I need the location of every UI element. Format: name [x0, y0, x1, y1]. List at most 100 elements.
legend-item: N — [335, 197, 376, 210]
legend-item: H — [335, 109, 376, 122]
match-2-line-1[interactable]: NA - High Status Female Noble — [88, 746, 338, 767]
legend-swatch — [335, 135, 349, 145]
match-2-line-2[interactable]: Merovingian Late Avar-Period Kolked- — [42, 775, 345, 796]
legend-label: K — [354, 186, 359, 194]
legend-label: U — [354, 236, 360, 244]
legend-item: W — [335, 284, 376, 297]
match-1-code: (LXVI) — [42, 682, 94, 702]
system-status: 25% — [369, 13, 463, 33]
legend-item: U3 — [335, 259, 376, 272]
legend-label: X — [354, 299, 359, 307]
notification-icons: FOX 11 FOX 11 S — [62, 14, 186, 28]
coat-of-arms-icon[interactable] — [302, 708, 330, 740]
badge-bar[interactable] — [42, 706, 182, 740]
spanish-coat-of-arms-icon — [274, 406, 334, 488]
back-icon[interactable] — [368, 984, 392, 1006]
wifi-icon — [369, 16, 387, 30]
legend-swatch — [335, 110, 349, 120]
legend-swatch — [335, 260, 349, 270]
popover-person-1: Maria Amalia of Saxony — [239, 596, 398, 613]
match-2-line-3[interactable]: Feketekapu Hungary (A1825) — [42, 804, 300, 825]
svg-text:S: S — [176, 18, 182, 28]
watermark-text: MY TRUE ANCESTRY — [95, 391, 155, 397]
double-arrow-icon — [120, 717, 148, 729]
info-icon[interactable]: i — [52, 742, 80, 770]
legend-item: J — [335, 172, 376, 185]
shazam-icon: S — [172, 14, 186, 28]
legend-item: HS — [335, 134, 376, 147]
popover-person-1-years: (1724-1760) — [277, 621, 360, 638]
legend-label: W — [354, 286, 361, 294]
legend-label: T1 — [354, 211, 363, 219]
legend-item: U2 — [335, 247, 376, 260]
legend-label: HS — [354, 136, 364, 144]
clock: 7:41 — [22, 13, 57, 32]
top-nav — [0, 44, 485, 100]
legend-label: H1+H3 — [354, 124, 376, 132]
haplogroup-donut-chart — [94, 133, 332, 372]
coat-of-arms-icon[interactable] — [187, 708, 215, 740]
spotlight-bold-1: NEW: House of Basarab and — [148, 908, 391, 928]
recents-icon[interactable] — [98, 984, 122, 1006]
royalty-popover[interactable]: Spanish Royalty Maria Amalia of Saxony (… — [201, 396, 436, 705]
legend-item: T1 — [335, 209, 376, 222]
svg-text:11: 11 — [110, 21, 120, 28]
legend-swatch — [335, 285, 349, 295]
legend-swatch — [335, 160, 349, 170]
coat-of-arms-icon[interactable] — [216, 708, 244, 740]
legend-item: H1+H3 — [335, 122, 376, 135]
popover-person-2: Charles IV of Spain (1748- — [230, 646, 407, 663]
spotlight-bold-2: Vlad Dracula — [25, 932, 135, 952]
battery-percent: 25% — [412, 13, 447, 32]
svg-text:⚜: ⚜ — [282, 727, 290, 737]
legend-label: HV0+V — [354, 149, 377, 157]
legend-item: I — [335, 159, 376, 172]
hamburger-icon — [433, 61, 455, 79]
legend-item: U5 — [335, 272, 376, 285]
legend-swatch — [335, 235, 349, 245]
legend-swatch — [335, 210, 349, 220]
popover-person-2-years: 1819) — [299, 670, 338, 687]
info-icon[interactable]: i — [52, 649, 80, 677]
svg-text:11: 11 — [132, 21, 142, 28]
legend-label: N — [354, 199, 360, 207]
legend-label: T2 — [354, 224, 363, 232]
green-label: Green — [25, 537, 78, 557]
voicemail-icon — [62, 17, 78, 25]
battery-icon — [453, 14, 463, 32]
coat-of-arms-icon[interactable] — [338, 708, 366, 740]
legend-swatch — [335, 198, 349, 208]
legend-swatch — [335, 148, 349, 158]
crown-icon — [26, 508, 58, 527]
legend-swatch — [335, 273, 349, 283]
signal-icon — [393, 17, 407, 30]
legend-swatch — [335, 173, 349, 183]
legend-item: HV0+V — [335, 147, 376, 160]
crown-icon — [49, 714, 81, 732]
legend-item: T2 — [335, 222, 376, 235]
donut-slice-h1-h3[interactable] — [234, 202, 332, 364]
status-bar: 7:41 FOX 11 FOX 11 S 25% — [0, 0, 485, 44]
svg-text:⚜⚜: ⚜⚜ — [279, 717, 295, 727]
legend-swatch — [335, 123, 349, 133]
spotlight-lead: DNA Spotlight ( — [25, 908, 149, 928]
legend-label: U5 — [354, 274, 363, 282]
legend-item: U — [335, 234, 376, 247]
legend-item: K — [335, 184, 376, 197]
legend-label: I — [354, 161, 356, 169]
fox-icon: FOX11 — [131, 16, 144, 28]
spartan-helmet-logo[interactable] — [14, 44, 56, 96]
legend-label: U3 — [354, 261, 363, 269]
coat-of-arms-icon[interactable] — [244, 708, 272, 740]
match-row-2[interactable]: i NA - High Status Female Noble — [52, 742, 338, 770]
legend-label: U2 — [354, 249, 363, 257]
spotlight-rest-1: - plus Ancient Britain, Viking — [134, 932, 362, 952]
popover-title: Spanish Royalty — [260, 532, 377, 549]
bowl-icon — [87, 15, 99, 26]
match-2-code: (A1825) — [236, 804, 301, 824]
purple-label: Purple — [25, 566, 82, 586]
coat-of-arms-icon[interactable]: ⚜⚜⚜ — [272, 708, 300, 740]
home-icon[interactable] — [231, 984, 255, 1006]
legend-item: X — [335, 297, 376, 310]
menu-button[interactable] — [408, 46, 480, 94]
———
→ **DO THIS**:
Copy the data from its first line up to and including the line with "match-2-line-2[interactable]: Merovingian Late", switching "Noble" to "Royal" and changing nothing else.

→ **WRITTEN RESPONSE**:
I need the location of every UI element. Format: name [x0, y0, x1, y1]. List at most 100 elements.
legend-item: N — [335, 197, 376, 210]
legend-item: H — [335, 109, 376, 122]
match-2-line-1[interactable]: NA - High Status Female Royal — [88, 746, 338, 767]
legend-swatch — [335, 135, 349, 145]
match-2-line-2[interactable]: Merovingian Late Avar-Period Kolked- — [42, 775, 345, 796]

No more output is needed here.